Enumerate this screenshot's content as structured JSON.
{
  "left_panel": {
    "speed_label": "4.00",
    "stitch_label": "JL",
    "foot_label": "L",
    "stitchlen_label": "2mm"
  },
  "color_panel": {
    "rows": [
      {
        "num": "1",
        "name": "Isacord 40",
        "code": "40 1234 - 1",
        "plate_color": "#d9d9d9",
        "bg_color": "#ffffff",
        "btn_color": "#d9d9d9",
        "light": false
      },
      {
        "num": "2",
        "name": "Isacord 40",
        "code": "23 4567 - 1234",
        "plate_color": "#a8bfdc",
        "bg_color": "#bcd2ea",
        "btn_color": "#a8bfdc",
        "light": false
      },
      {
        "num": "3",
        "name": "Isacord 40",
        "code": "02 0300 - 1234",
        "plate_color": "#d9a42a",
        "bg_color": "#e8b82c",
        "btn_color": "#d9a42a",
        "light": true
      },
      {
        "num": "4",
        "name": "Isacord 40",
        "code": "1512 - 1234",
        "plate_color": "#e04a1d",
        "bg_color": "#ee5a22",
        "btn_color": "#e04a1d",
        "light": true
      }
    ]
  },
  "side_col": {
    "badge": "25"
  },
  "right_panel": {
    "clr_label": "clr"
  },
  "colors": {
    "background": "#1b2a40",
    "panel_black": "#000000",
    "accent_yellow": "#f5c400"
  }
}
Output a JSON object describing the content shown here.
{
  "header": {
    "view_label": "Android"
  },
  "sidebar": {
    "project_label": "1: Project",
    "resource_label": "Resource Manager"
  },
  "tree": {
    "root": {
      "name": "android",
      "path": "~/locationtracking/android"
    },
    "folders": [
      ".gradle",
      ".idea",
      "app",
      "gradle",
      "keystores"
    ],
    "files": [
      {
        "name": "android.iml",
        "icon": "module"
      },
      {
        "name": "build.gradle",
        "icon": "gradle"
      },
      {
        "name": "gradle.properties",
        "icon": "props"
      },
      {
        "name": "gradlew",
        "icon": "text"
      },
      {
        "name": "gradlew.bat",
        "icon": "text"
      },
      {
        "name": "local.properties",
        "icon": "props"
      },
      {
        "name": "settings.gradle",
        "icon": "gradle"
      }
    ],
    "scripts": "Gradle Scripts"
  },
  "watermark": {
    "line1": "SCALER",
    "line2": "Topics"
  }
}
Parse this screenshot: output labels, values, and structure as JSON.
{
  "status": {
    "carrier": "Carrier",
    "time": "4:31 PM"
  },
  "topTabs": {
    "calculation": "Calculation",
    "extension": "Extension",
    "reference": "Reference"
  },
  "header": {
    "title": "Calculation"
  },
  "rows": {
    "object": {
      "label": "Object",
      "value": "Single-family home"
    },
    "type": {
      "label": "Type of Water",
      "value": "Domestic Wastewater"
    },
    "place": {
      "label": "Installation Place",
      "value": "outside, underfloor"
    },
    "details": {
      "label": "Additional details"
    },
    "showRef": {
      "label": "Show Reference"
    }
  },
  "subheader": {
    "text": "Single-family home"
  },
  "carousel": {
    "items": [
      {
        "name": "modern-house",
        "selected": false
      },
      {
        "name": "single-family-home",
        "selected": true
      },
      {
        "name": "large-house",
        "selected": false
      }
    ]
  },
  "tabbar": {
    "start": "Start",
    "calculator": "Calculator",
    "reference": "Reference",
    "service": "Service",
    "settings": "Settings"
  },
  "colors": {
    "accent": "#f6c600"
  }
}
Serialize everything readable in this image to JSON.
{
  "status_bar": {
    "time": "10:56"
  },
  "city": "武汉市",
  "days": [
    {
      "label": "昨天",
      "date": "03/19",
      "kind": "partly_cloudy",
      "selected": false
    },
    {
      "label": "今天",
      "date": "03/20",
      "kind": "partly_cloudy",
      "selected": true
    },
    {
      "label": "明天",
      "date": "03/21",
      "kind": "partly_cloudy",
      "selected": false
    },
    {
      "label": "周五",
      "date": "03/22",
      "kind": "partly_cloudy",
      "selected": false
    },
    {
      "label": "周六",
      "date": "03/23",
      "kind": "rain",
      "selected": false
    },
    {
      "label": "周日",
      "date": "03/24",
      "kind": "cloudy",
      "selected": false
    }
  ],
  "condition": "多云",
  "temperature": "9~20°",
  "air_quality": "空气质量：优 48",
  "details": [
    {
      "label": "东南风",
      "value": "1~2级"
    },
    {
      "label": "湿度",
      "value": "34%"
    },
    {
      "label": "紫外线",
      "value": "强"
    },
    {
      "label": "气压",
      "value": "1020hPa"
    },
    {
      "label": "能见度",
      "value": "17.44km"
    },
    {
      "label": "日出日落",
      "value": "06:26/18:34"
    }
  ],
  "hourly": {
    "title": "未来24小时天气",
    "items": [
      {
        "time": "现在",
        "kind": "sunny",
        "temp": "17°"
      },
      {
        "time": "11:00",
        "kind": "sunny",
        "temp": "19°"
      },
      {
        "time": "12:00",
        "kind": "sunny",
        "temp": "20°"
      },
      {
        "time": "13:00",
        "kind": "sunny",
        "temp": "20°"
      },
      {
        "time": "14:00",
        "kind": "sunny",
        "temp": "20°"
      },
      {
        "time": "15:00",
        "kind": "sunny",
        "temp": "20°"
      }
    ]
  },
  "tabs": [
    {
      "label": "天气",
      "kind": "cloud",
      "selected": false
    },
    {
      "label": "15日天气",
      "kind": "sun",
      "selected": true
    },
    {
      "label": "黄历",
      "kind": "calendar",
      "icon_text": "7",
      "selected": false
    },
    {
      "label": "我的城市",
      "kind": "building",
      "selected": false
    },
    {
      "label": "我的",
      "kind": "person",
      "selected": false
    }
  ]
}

* Stated problem:
Show every line in the entries where the string "time" occurs.

* Worked answer:
    "time": "4:31 PM"
    "time": "10:56"
        "time": "现在",
        "time": "11:00",
        "time": "12:00",
        "time": "13:00",
        "time": "14:00",
        "time": "15:00",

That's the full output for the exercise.